GIVEN PROBLEM: Return each line of the data below exactly, omitting any pictures.

SUPPLIED MATERIAL:

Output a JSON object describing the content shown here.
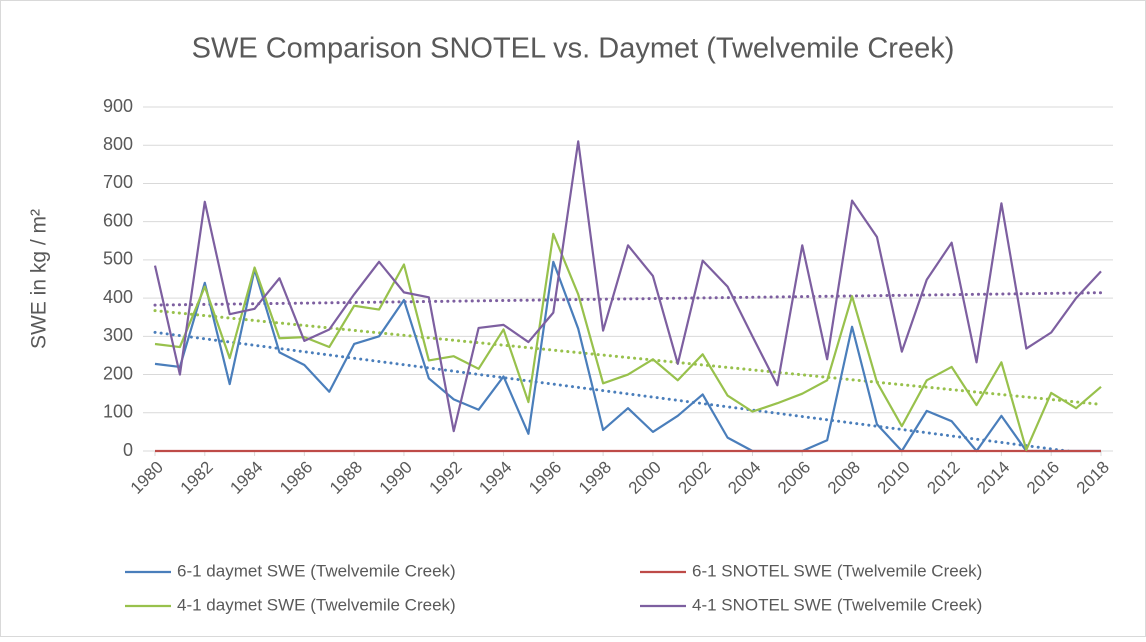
{
  "chart_data": {
    "type": "line",
    "title": "SWE Comparison SNOTEL vs. Daymet (Twelvemile Creek)",
    "ylabel": "SWE in kg / m²",
    "x": [
      1980,
      1981,
      1982,
      1983,
      1984,
      1985,
      1986,
      1987,
      1988,
      1989,
      1990,
      1991,
      1992,
      1993,
      1994,
      1995,
      1996,
      1997,
      1998,
      1999,
      2000,
      2001,
      2002,
      2003,
      2004,
      2005,
      2006,
      2007,
      2008,
      2009,
      2010,
      2011,
      2012,
      2013,
      2014,
      2015,
      2016,
      2017,
      2018
    ],
    "xlim": [
      1980,
      2018
    ],
    "xticks": [
      1980,
      1982,
      1984,
      1986,
      1988,
      1990,
      1992,
      1994,
      1996,
      1998,
      2000,
      2002,
      2004,
      2006,
      2008,
      2010,
      2012,
      2014,
      2016,
      2018
    ],
    "ylim": [
      0,
      900
    ],
    "yticks": [
      0,
      100,
      200,
      300,
      400,
      500,
      600,
      700,
      800,
      900
    ],
    "grid": true,
    "legend": "bottom",
    "trendline": "linear",
    "series": [
      {
        "name": "6-1 daymet SWE (Twelvemile Creek)",
        "color": "#4a7ebb",
        "values": [
          228,
          220,
          440,
          175,
          475,
          258,
          225,
          155,
          280,
          300,
          395,
          190,
          135,
          108,
          195,
          45,
          495,
          320,
          55,
          112,
          50,
          92,
          148,
          35,
          0,
          0,
          0,
          28,
          325,
          70,
          0,
          105,
          78,
          0,
          92,
          0,
          0,
          0,
          0
        ]
      },
      {
        "name": "6-1 SNOTEL SWE (Twelvemile Creek)",
        "color": "#be4b48",
        "values": [
          0,
          0,
          0,
          0,
          0,
          0,
          0,
          0,
          0,
          0,
          0,
          0,
          0,
          0,
          0,
          0,
          0,
          0,
          0,
          0,
          0,
          0,
          0,
          0,
          0,
          0,
          0,
          0,
          0,
          0,
          0,
          0,
          0,
          0,
          0,
          0,
          0,
          0,
          0
        ]
      },
      {
        "name": "4-1 daymet SWE (Twelvemile Creek)",
        "color": "#98c14c",
        "values": [
          280,
          272,
          430,
          243,
          480,
          295,
          298,
          272,
          380,
          370,
          488,
          237,
          248,
          215,
          318,
          128,
          568,
          410,
          177,
          200,
          240,
          185,
          253,
          145,
          103,
          125,
          150,
          185,
          405,
          180,
          65,
          185,
          220,
          120,
          232,
          3,
          152,
          112,
          168
        ]
      },
      {
        "name": "4-1 SNOTEL SWE (Twelvemile Creek)",
        "color": "#7d5fa0",
        "values": [
          485,
          200,
          652,
          358,
          372,
          452,
          288,
          318,
          410,
          495,
          415,
          402,
          52,
          322,
          330,
          285,
          362,
          810,
          315,
          538,
          458,
          228,
          498,
          430,
          300,
          172,
          538,
          240,
          655,
          560,
          260,
          448,
          545,
          232,
          648,
          268,
          310,
          400,
          470
        ]
      }
    ]
  }
}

TASK RESPONSE:
Output a JSON object describing the content shown here.
{
  "chart_data": {
    "type": "line",
    "title": "SWE Comparison SNOTEL vs. Daymet (Twelvemile Creek)",
    "ylabel": "SWE in kg / m²",
    "x": [
      1980,
      1981,
      1982,
      1983,
      1984,
      1985,
      1986,
      1987,
      1988,
      1989,
      1990,
      1991,
      1992,
      1993,
      1994,
      1995,
      1996,
      1997,
      1998,
      1999,
      2000,
      2001,
      2002,
      2003,
      2004,
      2005,
      2006,
      2007,
      2008,
      2009,
      2010,
      2011,
      2012,
      2013,
      2014,
      2015,
      2016,
      2017,
      2018
    ],
    "xlim": [
      1980,
      2018
    ],
    "xticks": [
      1980,
      1982,
      1984,
      1986,
      1988,
      1990,
      1992,
      1994,
      1996,
      1998,
      2000,
      2002,
      2004,
      2006,
      2008,
      2010,
      2012,
      2014,
      2016,
      2018
    ],
    "ylim": [
      0,
      900
    ],
    "yticks": [
      0,
      100,
      200,
      300,
      400,
      500,
      600,
      700,
      800,
      900
    ],
    "grid": true,
    "legend": "bottom",
    "trendline": "linear",
    "series": [
      {
        "name": "6-1 daymet SWE (Twelvemile Creek)",
        "color": "#4a7ebb",
        "values": [
          228,
          220,
          440,
          175,
          475,
          258,
          225,
          155,
          280,
          300,
          395,
          190,
          135,
          108,
          195,
          45,
          495,
          320,
          55,
          112,
          50,
          92,
          148,
          35,
          0,
          0,
          0,
          28,
          325,
          70,
          0,
          105,
          78,
          0,
          92,
          0,
          0,
          0,
          0
        ]
      },
      {
        "name": "6-1 SNOTEL SWE (Twelvemile Creek)",
        "color": "#be4b48",
        "values": [
          0,
          0,
          0,
          0,
          0,
          0,
          0,
          0,
          0,
          0,
          0,
          0,
          0,
          0,
          0,
          0,
          0,
          0,
          0,
          0,
          0,
          0,
          0,
          0,
          0,
          0,
          0,
          0,
          0,
          0,
          0,
          0,
          0,
          0,
          0,
          0,
          0,
          0,
          0
        ]
      },
      {
        "name": "4-1 daymet SWE (Twelvemile Creek)",
        "color": "#98c14c",
        "values": [
          280,
          272,
          430,
          243,
          480,
          295,
          298,
          272,
          380,
          370,
          488,
          237,
          248,
          215,
          318,
          128,
          568,
          410,
          177,
          200,
          240,
          185,
          253,
          145,
          103,
          125,
          150,
          185,
          405,
          180,
          65,
          185,
          220,
          120,
          232,
          3,
          152,
          112,
          168
        ]
      },
      {
        "name": "4-1 SNOTEL SWE (Twelvemile Creek)",
        "color": "#7d5fa0",
        "values": [
          485,
          200,
          652,
          358,
          372,
          452,
          288,
          318,
          410,
          495,
          415,
          402,
          52,
          322,
          330,
          285,
          362,
          810,
          315,
          538,
          458,
          228,
          498,
          430,
          300,
          172,
          538,
          240,
          655,
          560,
          260,
          448,
          545,
          232,
          648,
          268,
          310,
          400,
          470
        ]
      }
    ]
  }
}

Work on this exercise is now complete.